— REQUIREMENTS —
Answer with a single number: the count of lines that hold "UNITS".

(Records from a data source)
§
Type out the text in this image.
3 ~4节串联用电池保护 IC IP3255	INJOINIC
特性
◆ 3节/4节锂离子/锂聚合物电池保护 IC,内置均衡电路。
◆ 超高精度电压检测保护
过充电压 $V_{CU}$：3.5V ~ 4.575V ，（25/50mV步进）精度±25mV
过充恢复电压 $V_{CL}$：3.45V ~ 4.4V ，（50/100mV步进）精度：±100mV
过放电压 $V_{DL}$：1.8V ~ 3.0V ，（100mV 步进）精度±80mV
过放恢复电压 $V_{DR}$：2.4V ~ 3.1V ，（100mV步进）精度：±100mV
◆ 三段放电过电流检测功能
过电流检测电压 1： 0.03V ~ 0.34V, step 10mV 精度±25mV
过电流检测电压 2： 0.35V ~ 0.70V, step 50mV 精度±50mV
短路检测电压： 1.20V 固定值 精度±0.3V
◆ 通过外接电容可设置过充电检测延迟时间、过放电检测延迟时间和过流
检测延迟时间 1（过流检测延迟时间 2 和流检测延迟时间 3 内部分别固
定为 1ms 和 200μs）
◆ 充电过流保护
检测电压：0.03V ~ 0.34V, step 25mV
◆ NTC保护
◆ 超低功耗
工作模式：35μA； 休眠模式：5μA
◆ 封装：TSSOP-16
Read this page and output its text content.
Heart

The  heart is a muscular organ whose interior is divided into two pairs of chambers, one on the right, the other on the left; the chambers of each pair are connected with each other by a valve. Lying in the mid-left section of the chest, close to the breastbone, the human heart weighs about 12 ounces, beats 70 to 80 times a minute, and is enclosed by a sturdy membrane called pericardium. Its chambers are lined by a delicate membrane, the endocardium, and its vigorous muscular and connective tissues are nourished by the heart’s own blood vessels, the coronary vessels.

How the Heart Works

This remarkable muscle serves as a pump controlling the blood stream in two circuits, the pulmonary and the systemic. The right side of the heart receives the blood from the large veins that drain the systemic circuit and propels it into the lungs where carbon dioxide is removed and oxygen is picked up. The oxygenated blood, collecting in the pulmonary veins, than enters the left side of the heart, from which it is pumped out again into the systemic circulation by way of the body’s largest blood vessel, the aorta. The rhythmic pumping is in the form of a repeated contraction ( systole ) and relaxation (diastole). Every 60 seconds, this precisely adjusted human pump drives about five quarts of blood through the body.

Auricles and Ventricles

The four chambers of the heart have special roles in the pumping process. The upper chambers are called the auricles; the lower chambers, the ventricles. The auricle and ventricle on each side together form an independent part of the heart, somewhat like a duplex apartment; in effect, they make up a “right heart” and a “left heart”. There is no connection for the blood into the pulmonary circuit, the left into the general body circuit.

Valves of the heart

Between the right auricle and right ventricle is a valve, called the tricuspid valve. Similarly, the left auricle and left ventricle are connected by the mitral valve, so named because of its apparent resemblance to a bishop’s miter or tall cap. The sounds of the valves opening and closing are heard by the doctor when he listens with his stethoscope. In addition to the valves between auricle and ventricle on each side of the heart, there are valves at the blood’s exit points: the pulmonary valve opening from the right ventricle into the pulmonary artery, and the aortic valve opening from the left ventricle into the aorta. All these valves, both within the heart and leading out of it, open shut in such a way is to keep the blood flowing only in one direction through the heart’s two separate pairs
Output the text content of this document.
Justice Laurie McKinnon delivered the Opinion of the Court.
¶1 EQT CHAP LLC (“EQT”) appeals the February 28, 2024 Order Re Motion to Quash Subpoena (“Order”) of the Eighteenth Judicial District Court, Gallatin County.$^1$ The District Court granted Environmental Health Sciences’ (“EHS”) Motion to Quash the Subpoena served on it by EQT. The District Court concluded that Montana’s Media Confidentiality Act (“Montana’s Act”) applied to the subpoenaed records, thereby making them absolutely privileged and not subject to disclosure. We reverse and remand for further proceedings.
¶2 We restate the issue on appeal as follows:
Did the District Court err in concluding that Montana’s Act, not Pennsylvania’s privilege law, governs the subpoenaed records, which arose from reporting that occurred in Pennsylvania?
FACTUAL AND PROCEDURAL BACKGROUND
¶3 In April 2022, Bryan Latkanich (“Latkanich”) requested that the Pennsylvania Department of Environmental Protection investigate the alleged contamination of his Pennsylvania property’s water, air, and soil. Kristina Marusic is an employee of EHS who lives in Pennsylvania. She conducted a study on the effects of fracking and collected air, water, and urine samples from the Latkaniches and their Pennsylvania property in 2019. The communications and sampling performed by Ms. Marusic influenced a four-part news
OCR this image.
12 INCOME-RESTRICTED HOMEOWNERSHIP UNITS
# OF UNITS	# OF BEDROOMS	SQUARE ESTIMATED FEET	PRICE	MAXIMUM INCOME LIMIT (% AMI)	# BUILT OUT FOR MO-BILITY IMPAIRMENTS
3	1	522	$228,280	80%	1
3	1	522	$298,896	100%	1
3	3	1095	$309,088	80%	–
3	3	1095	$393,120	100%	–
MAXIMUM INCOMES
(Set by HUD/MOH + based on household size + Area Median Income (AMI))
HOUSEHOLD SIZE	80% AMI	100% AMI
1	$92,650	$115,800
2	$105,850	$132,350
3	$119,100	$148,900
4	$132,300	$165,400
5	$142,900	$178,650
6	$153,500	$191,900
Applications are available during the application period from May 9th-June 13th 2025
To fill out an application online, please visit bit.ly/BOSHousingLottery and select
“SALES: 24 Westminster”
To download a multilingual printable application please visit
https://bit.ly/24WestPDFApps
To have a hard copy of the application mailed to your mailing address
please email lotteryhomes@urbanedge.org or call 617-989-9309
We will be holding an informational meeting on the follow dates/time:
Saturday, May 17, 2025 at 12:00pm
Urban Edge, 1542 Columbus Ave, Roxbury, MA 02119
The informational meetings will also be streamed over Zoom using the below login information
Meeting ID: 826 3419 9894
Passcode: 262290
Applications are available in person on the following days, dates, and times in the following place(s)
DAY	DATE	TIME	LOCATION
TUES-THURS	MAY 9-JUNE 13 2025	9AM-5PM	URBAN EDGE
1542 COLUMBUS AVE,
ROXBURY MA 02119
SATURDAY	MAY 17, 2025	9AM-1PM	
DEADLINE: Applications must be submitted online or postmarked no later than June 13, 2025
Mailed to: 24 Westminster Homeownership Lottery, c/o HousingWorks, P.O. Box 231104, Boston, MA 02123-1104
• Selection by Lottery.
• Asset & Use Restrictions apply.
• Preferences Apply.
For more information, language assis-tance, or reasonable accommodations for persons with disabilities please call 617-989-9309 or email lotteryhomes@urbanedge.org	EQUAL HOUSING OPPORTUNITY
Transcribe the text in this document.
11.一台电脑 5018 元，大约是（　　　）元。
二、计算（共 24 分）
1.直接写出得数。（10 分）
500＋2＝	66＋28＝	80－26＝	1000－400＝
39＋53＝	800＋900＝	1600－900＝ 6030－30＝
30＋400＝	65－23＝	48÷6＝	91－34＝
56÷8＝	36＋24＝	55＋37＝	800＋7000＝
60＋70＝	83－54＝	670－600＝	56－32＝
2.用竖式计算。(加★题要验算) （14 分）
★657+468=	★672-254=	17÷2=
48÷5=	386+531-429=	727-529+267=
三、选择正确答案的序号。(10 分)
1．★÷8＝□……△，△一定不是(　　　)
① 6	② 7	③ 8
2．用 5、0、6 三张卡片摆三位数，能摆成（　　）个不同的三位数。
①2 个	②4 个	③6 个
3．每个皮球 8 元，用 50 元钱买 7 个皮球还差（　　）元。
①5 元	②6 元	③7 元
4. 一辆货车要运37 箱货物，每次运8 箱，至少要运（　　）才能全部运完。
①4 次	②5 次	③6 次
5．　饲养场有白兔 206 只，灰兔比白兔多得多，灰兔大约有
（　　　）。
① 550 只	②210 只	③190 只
§
— SOLVED PROBLEM —
2